Task objective: Scan the records below for the word "JSON" and give only the number of lines that hold it.

Records from a collection:
** BEGIN **
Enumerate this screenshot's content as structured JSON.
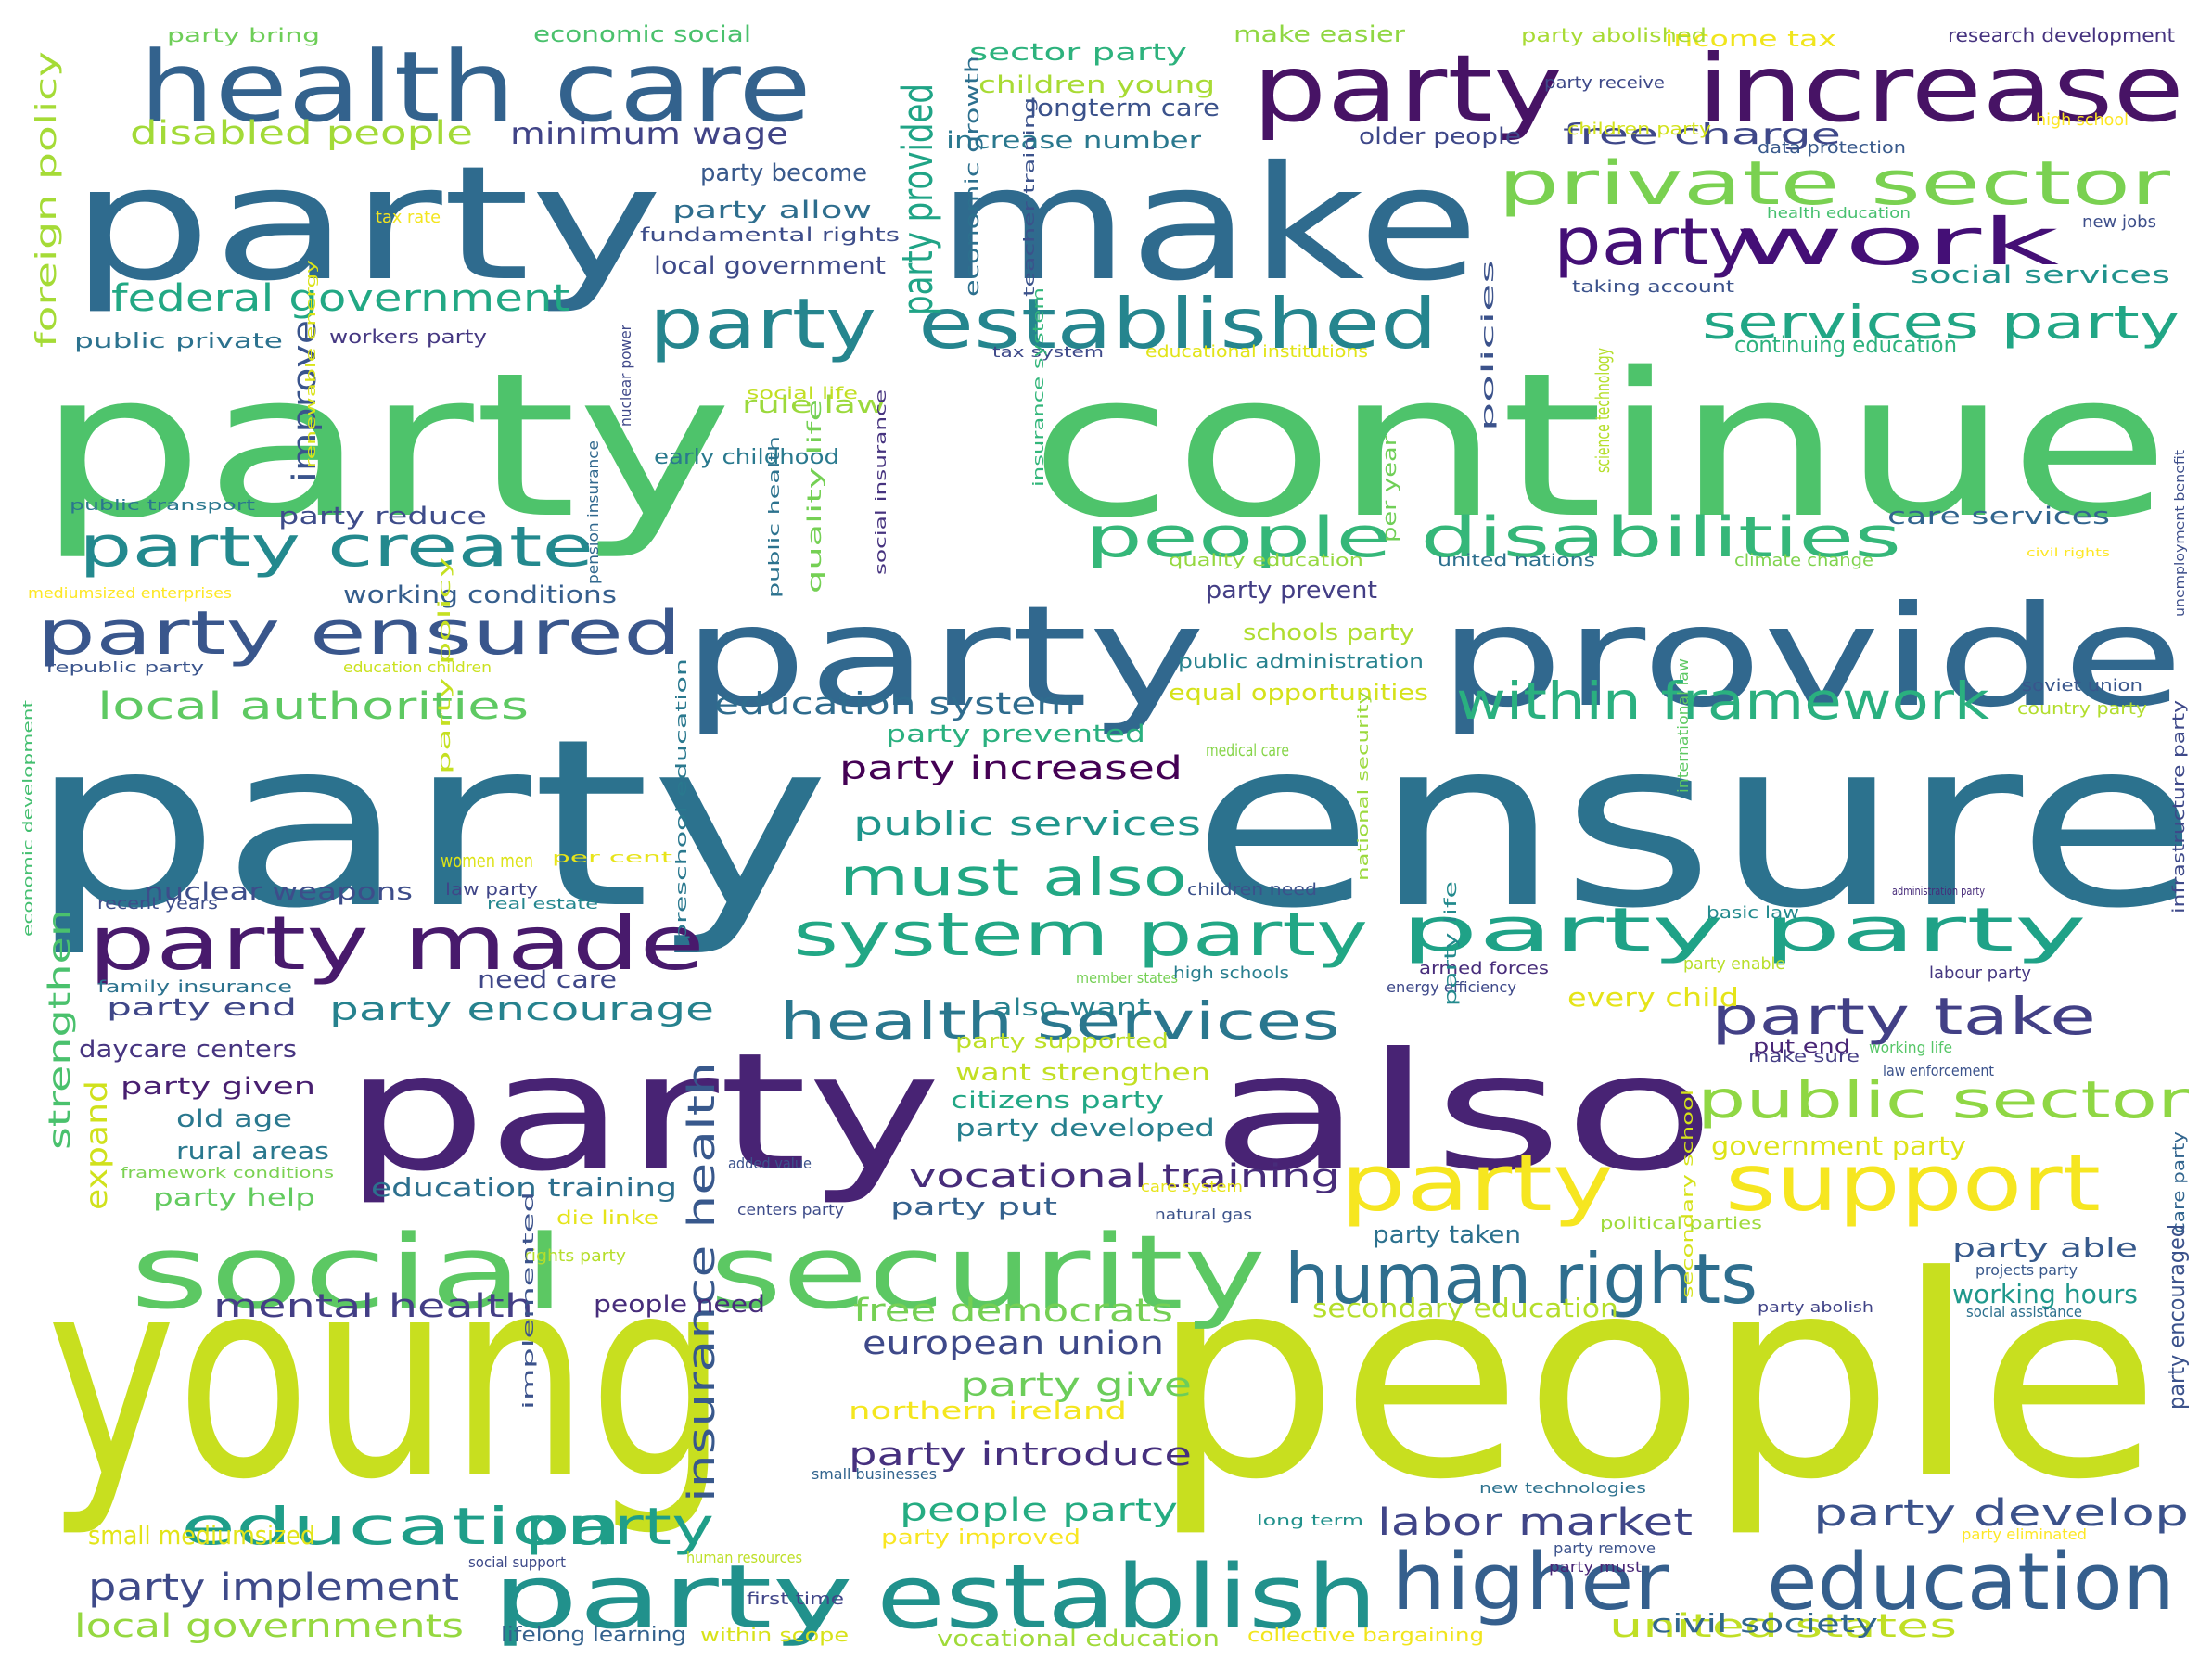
{
  "words": [
    {
      "text": "young people",
      "color": "#c8df1f"
    },
    {
      "text": "party ensure",
      "color": "#2c728e"
    },
    {
      "text": "party continue",
      "color": "#4ec36b"
    },
    {
      "text": "party make",
      "color": "#2f6b8e"
    },
    {
      "text": "party also",
      "color": "#482374"
    },
    {
      "text": "party provide",
      "color": "#31688e"
    },
    {
      "text": "health care",
      "color": "#33628d"
    },
    {
      "text": "party increase",
      "color": "#471365"
    },
    {
      "text": "social security",
      "color": "#5cc863"
    },
    {
      "text": "party established",
      "color": "#25858e"
    },
    {
      "text": "higher education",
      "color": "#355f8d"
    },
    {
      "text": "party establish",
      "color": "#21918c"
    },
    {
      "text": "party support",
      "color": "#f6e620"
    },
    {
      "text": "human rights",
      "color": "#2e6e8e"
    },
    {
      "text": "private sector",
      "color": "#7ad151"
    },
    {
      "text": "party work",
      "color": "#440f76"
    },
    {
      "text": "party made",
      "color": "#481a6c"
    },
    {
      "text": "system party",
      "color": "#22a785"
    },
    {
      "text": "people disabilities",
      "color": "#35b779"
    },
    {
      "text": "party create",
      "color": "#23898e"
    },
    {
      "text": "party ensured",
      "color": "#39568c"
    },
    {
      "text": "education party",
      "color": "#1f9e89"
    },
    {
      "text": "within framework",
      "color": "#2ab07f"
    },
    {
      "text": "services party",
      "color": "#21a685"
    },
    {
      "text": "health services",
      "color": "#2a778e"
    },
    {
      "text": "public sector",
      "color": "#8fd744"
    },
    {
      "text": "party take",
      "color": "#424086"
    },
    {
      "text": "must also",
      "color": "#22a884"
    },
    {
      "text": "party provided",
      "color": "#20a486"
    },
    {
      "text": "party party",
      "color": "#1fa287"
    },
    {
      "text": "labor market",
      "color": "#404588"
    },
    {
      "text": "party develop",
      "color": "#3b528b"
    },
    {
      "text": "party implement",
      "color": "#3e4a89"
    },
    {
      "text": "federal government",
      "color": "#22a884"
    },
    {
      "text": "vocational training",
      "color": "#472c7a"
    },
    {
      "text": "insurance health",
      "color": "#38588c"
    },
    {
      "text": "local authorities",
      "color": "#5ec962"
    },
    {
      "text": "local governments",
      "color": "#95d840"
    },
    {
      "text": "united states",
      "color": "#c0df25"
    },
    {
      "text": "mental health",
      "color": "#433e85"
    },
    {
      "text": "free democrats",
      "color": "#75d054"
    },
    {
      "text": "european union",
      "color": "#3e4989"
    },
    {
      "text": "people party",
      "color": "#25ac82"
    },
    {
      "text": "party introduce",
      "color": "#46307e"
    },
    {
      "text": "party increased",
      "color": "#440154"
    },
    {
      "text": "public services",
      "color": "#1f958b"
    },
    {
      "text": "education system",
      "color": "#2f6c8e"
    },
    {
      "text": "party give",
      "color": "#6ccd5a"
    },
    {
      "text": "disabled people",
      "color": "#a2da37"
    },
    {
      "text": "minimum wage",
      "color": "#414487"
    },
    {
      "text": "free charge",
      "color": "#3f4889"
    },
    {
      "text": "improve",
      "color": "#3a548c"
    },
    {
      "text": "strengthen",
      "color": "#4ac16d"
    },
    {
      "text": "expand",
      "color": "#d0e11c"
    },
    {
      "text": "party encourage",
      "color": "#26828e"
    },
    {
      "text": "foreign policy",
      "color": "#a5db36"
    },
    {
      "text": "education training",
      "color": "#2d708e"
    },
    {
      "text": "civil society",
      "color": "#31668e"
    },
    {
      "text": "secondary education",
      "color": "#b5de2b"
    },
    {
      "text": "party able",
      "color": "#375a8c"
    },
    {
      "text": "working hours",
      "color": "#1f988b"
    },
    {
      "text": "every child",
      "color": "#e5e419"
    },
    {
      "text": "government party",
      "color": "#dde318"
    },
    {
      "text": "small mediumsized",
      "color": "#e2e418"
    },
    {
      "text": "vocational education",
      "color": "#a0da39"
    },
    {
      "text": "lifelong learning",
      "color": "#34618d"
    },
    {
      "text": "within scope",
      "color": "#d8e219"
    },
    {
      "text": "collective bargaining",
      "color": "#f1e51d"
    },
    {
      "text": "party improved",
      "color": "#f8e621"
    },
    {
      "text": "northern ireland",
      "color": "#f4e61e"
    },
    {
      "text": "want strengthen",
      "color": "#c2df23"
    },
    {
      "text": "citizens party",
      "color": "#22a785"
    },
    {
      "text": "party developed",
      "color": "#277f8e"
    },
    {
      "text": "party supported",
      "color": "#bddf26"
    },
    {
      "text": "party put",
      "color": "#34618d"
    },
    {
      "text": "party taken",
      "color": "#2c718e"
    },
    {
      "text": "people need",
      "color": "#472d7b"
    },
    {
      "text": "nuclear weapons",
      "color": "#3d4d8a"
    },
    {
      "text": "party end",
      "color": "#3f4788"
    },
    {
      "text": "daycare centers",
      "color": "#463480"
    },
    {
      "text": "party given",
      "color": "#481f70"
    },
    {
      "text": "old age",
      "color": "#2a788e"
    },
    {
      "text": "rural areas",
      "color": "#2a788e"
    },
    {
      "text": "party help",
      "color": "#63cb5f"
    },
    {
      "text": "need care",
      "color": "#3f4788"
    },
    {
      "text": "also want",
      "color": "#26818e"
    },
    {
      "text": "party prevented",
      "color": "#2ab07f"
    },
    {
      "text": "equal opportunities",
      "color": "#d5e21a"
    },
    {
      "text": "party prevent",
      "color": "#433e85"
    },
    {
      "text": "schools party",
      "color": "#b0dd2f"
    },
    {
      "text": "working conditions",
      "color": "#355e8d"
    },
    {
      "text": "party reduce",
      "color": "#3e4c8a"
    },
    {
      "text": "rule law",
      "color": "#9bd93c"
    },
    {
      "text": "early childhood",
      "color": "#29798e"
    },
    {
      "text": "care services",
      "color": "#32658e"
    },
    {
      "text": "continuing education",
      "color": "#2db27d"
    },
    {
      "text": "social services",
      "color": "#20928c"
    },
    {
      "text": "party allow",
      "color": "#2e6e8e"
    },
    {
      "text": "party become",
      "color": "#38598c"
    },
    {
      "text": "local government",
      "color": "#3e4a89"
    },
    {
      "text": "fundamental rights",
      "color": "#3d4d8a"
    },
    {
      "text": "sector party",
      "color": "#2db27d"
    },
    {
      "text": "children young",
      "color": "#a8db34"
    },
    {
      "text": "longterm care",
      "color": "#3b528b"
    },
    {
      "text": "increase number",
      "color": "#2a788e"
    },
    {
      "text": "older people",
      "color": "#3f4889"
    },
    {
      "text": "make easier",
      "color": "#90d743"
    },
    {
      "text": "income tax",
      "color": "#f0e51c"
    },
    {
      "text": "economic social",
      "color": "#4ac16d"
    },
    {
      "text": "party bring",
      "color": "#6ece58"
    },
    {
      "text": "party abolished",
      "color": "#a8db34"
    },
    {
      "text": "research development",
      "color": "#46337f"
    },
    {
      "text": "data protection",
      "color": "#38598c"
    },
    {
      "text": "party receive",
      "color": "#3e4989"
    },
    {
      "text": "children party",
      "color": "#d2e21b"
    },
    {
      "text": "high school",
      "color": "#fde725"
    },
    {
      "text": "health education",
      "color": "#46c06f"
    },
    {
      "text": "new jobs",
      "color": "#3d4e8a"
    },
    {
      "text": "taking account",
      "color": "#3b528b"
    },
    {
      "text": "public private",
      "color": "#2c728e"
    },
    {
      "text": "workers party",
      "color": "#453882"
    },
    {
      "text": "tax rate",
      "color": "#f3e51e"
    },
    {
      "text": "tax system",
      "color": "#3e4989"
    },
    {
      "text": "educational institutions",
      "color": "#e2e418"
    },
    {
      "text": "social life",
      "color": "#c2df23"
    },
    {
      "text": "public transport",
      "color": "#2a778e"
    },
    {
      "text": "mediumsized enterprises",
      "color": "#fde725"
    },
    {
      "text": "republic party",
      "color": "#3a548c"
    },
    {
      "text": "education children",
      "color": "#cae11f"
    },
    {
      "text": "united nations",
      "color": "#2d708e"
    },
    {
      "text": "climate change",
      "color": "#7fd34e"
    },
    {
      "text": "quality education",
      "color": "#95d840"
    },
    {
      "text": "public administration",
      "color": "#26828e"
    },
    {
      "text": "soviet union",
      "color": "#39568c"
    },
    {
      "text": "country party",
      "color": "#b2dd2d"
    },
    {
      "text": "medical care",
      "color": "#86d549"
    },
    {
      "text": "per cent",
      "color": "#e7e419"
    },
    {
      "text": "women men",
      "color": "#dde318"
    },
    {
      "text": "law party",
      "color": "#404688"
    },
    {
      "text": "real estate",
      "color": "#24868e"
    },
    {
      "text": "children need",
      "color": "#3b528b"
    },
    {
      "text": "basic law",
      "color": "#238a8d"
    },
    {
      "text": "armed forces",
      "color": "#472c7a"
    },
    {
      "text": "party enable",
      "color": "#b8de29"
    },
    {
      "text": "labour party",
      "color": "#453781"
    },
    {
      "text": "member states",
      "color": "#75d054"
    },
    {
      "text": "high schools",
      "color": "#277e8e"
    },
    {
      "text": "energy efficiency",
      "color": "#3e4989"
    },
    {
      "text": "make sure",
      "color": "#433d84"
    },
    {
      "text": "working life",
      "color": "#56c667"
    },
    {
      "text": "law enforcement",
      "color": "#3b528b"
    },
    {
      "text": "put end",
      "color": "#482576"
    },
    {
      "text": "recent years",
      "color": "#3d4d8a"
    },
    {
      "text": "family insurance",
      "color": "#2c728e"
    },
    {
      "text": "framework conditions",
      "color": "#7ad151"
    },
    {
      "text": "added value",
      "color": "#3b528b"
    },
    {
      "text": "centers party",
      "color": "#3e4c8a"
    },
    {
      "text": "care system",
      "color": "#e7e419"
    },
    {
      "text": "natural gas",
      "color": "#3b528b"
    },
    {
      "text": "political parties",
      "color": "#9fda3a"
    },
    {
      "text": "projects party",
      "color": "#38588c"
    },
    {
      "text": "party abolish",
      "color": "#404387"
    },
    {
      "text": "social assistance",
      "color": "#2d708e"
    },
    {
      "text": "die linke",
      "color": "#e5e419"
    },
    {
      "text": "rights party",
      "color": "#b5de2b"
    },
    {
      "text": "small businesses",
      "color": "#32648e"
    },
    {
      "text": "new technologies",
      "color": "#2c718e"
    },
    {
      "text": "long term",
      "color": "#21918c"
    },
    {
      "text": "party remove",
      "color": "#3b528b"
    },
    {
      "text": "party must",
      "color": "#482576"
    },
    {
      "text": "party eliminated",
      "color": "#fde725"
    },
    {
      "text": "social support",
      "color": "#3e4a89"
    },
    {
      "text": "human resources",
      "color": "#bddf26"
    },
    {
      "text": "first time",
      "color": "#404588"
    },
    {
      "text": "economic growth",
      "color": "#2d708e"
    },
    {
      "text": "teacher training",
      "color": "#3b528b"
    },
    {
      "text": "insurance system",
      "color": "#32b67a"
    },
    {
      "text": "quality life",
      "color": "#75d054"
    },
    {
      "text": "social insurance",
      "color": "#46337f"
    },
    {
      "text": "public health",
      "color": "#2c728e"
    },
    {
      "text": "pension insurance",
      "color": "#31688e"
    },
    {
      "text": "nuclear power",
      "color": "#3f4889"
    },
    {
      "text": "renewable energy",
      "color": "#dae319"
    },
    {
      "text": "per year",
      "color": "#70cf57"
    },
    {
      "text": "policies",
      "color": "#3b528b"
    },
    {
      "text": "science technology",
      "color": "#b5de2b"
    },
    {
      "text": "party policy",
      "color": "#c5e021"
    },
    {
      "text": "national security",
      "color": "#9bd93c"
    },
    {
      "text": "party life",
      "color": "#238a8d"
    },
    {
      "text": "international law",
      "color": "#5ec962"
    },
    {
      "text": "preschool education",
      "color": "#2a788e"
    },
    {
      "text": "economic development",
      "color": "#44bf70"
    },
    {
      "text": "infrastructure party",
      "color": "#3e4989"
    },
    {
      "text": "unemployment benefit",
      "color": "#3d4e8a"
    },
    {
      "text": "care party",
      "color": "#32658e"
    },
    {
      "text": "party encouraged",
      "color": "#3b528b"
    },
    {
      "text": "secondary school",
      "color": "#d5e21a"
    },
    {
      "text": "implemented",
      "color": "#3b528b"
    },
    {
      "text": "administration party",
      "color": "#472c7a"
    },
    {
      "text": "civil rights",
      "color": "#fde725"
    }
  ]
}
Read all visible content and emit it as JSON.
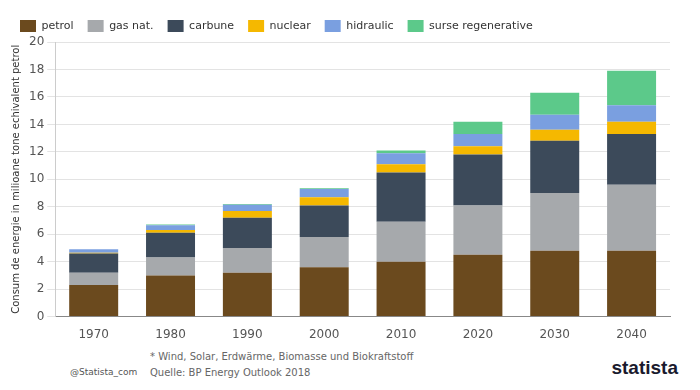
{
  "chart_data": {
    "type": "bar",
    "stacked": true,
    "ylabel": "Consum de energie in milioane tone echivalent petrol",
    "categories": [
      "1970",
      "1980",
      "1990",
      "2000",
      "2010",
      "2020",
      "2030",
      "2040"
    ],
    "series": [
      {
        "name": "petrol",
        "color": "#6b4a1e",
        "values": [
          2.3,
          3.0,
          3.2,
          3.6,
          4.0,
          4.5,
          4.8,
          4.8
        ]
      },
      {
        "name": "gas nat.",
        "color": "#a6a9ac",
        "values": [
          0.9,
          1.3,
          1.8,
          2.2,
          2.9,
          3.6,
          4.2,
          4.8
        ]
      },
      {
        "name": "carbune",
        "color": "#3c4a5a",
        "values": [
          1.4,
          1.8,
          2.2,
          2.3,
          3.6,
          3.7,
          3.8,
          3.7
        ]
      },
      {
        "name": "nuclear",
        "color": "#f5b800",
        "values": [
          0.05,
          0.2,
          0.5,
          0.6,
          0.6,
          0.6,
          0.8,
          0.9
        ]
      },
      {
        "name": "hidraulic",
        "color": "#7a9fe0",
        "values": [
          0.25,
          0.35,
          0.45,
          0.6,
          0.8,
          0.9,
          1.1,
          1.2
        ]
      },
      {
        "name": "surse regenerative",
        "color": "#5cc98a",
        "values": [
          0,
          0.05,
          0.05,
          0.05,
          0.2,
          0.9,
          1.6,
          2.5
        ]
      }
    ],
    "ylim": [
      0,
      20
    ],
    "yticks": [
      0,
      2,
      4,
      6,
      8,
      10,
      12,
      14,
      16,
      18,
      20
    ],
    "grid": true,
    "legend": "top",
    "annotations": [
      "@Statista_com",
      "* Wind, Solar, Erdwärme, Biomasse und Biokraftstoff",
      "Quelle: BP Energy Outlook 2018",
      "statista"
    ]
  }
}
** END **
Result for this exercise: 2